<<<<

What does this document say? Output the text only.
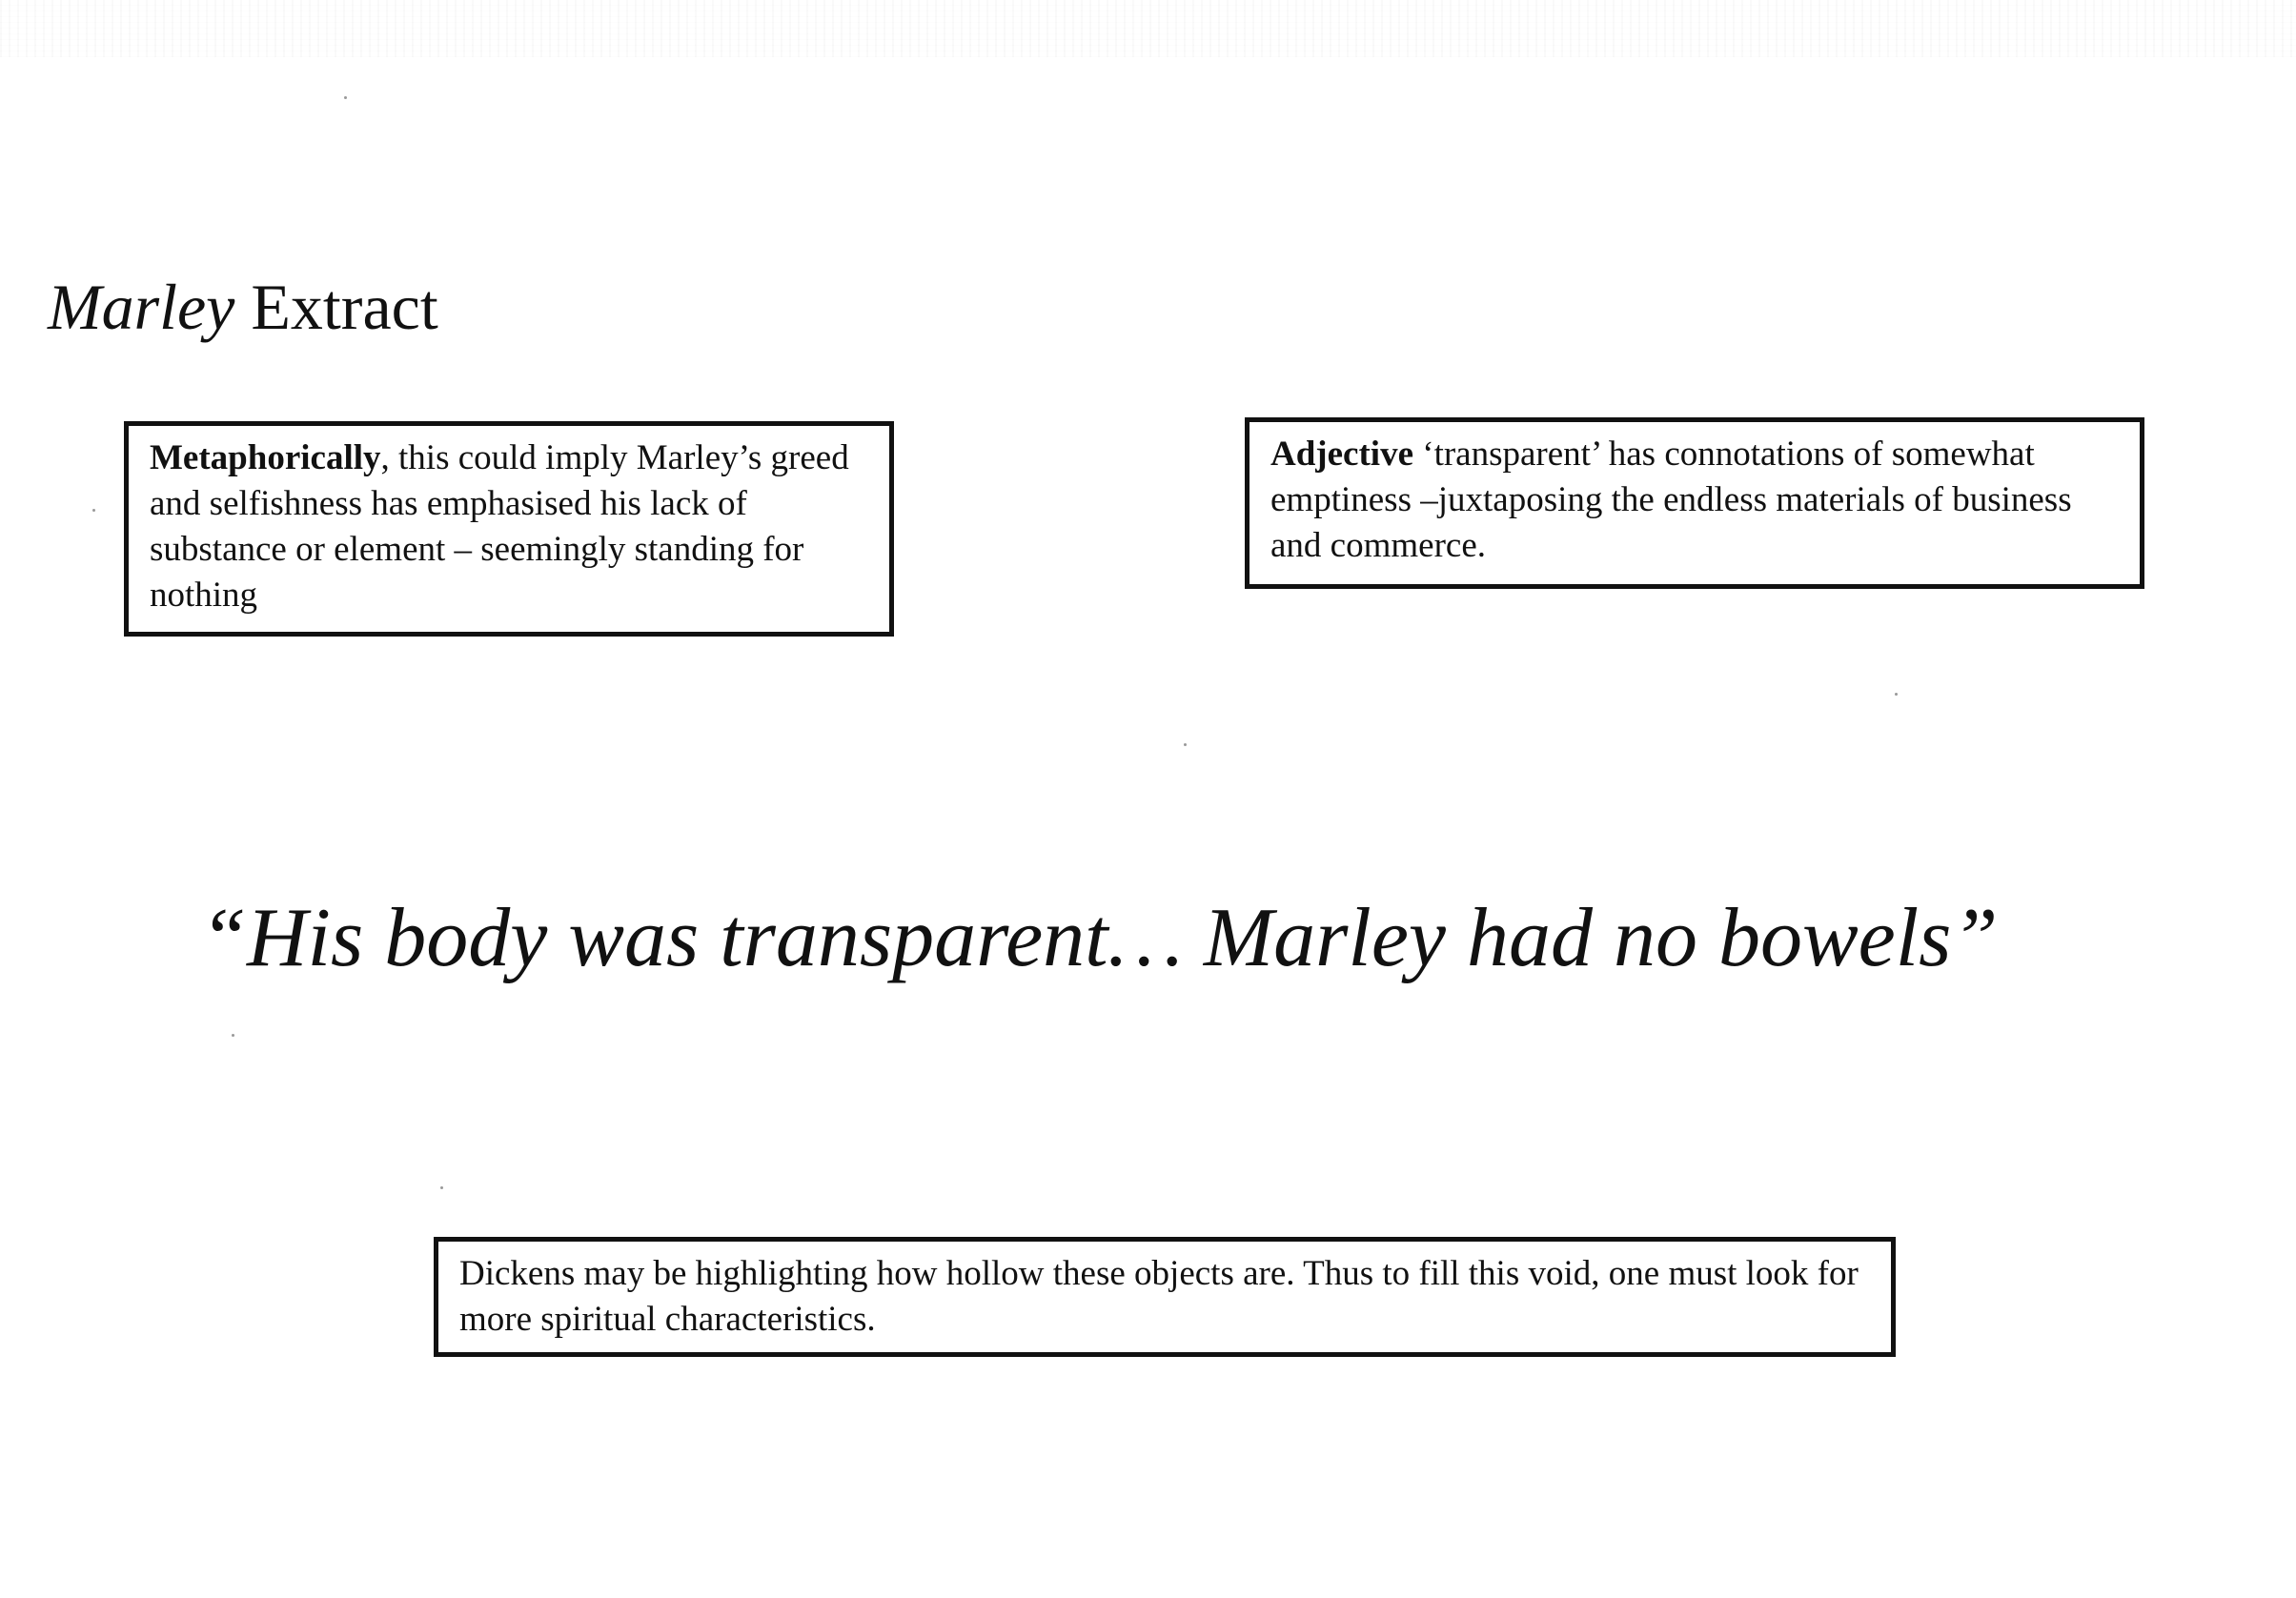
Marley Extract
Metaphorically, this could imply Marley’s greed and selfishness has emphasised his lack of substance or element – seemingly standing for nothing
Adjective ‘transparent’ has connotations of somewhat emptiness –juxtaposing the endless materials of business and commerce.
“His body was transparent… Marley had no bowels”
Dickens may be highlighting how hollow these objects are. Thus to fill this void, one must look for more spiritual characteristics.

>>>>
<<<<

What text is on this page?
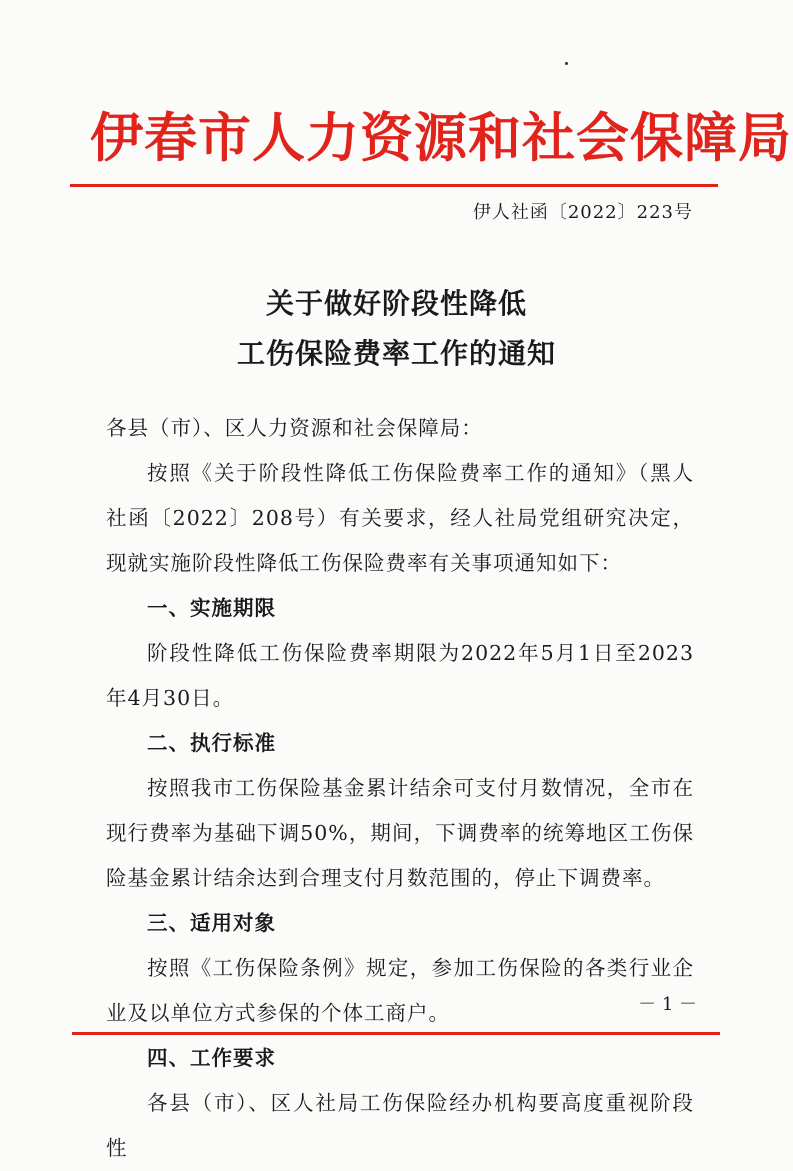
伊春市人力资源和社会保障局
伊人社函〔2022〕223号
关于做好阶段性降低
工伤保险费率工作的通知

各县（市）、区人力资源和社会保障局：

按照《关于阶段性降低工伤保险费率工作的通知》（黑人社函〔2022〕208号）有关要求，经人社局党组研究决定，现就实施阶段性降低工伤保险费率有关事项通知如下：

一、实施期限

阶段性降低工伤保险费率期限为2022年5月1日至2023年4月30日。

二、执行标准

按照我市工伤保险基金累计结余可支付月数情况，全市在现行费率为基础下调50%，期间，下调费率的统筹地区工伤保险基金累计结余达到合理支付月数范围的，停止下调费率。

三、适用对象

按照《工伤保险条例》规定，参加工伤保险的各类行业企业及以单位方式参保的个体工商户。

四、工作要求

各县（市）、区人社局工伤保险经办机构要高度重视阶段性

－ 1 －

>>>>

## WRITTEN EXERCISE:
Copy every line from the records above that contains the word "this".

## SOLVED EXERCISE:
What does this document say? Output the text only.
Metaphorically, this could imply Marley’s greed and selfishness has emphasised his lack of substance or element – seemingly standing for nothing
Dickens may be highlighting how hollow these objects are. Thus to fill this void, one must look for more spiritual characteristics.
What text is on this page?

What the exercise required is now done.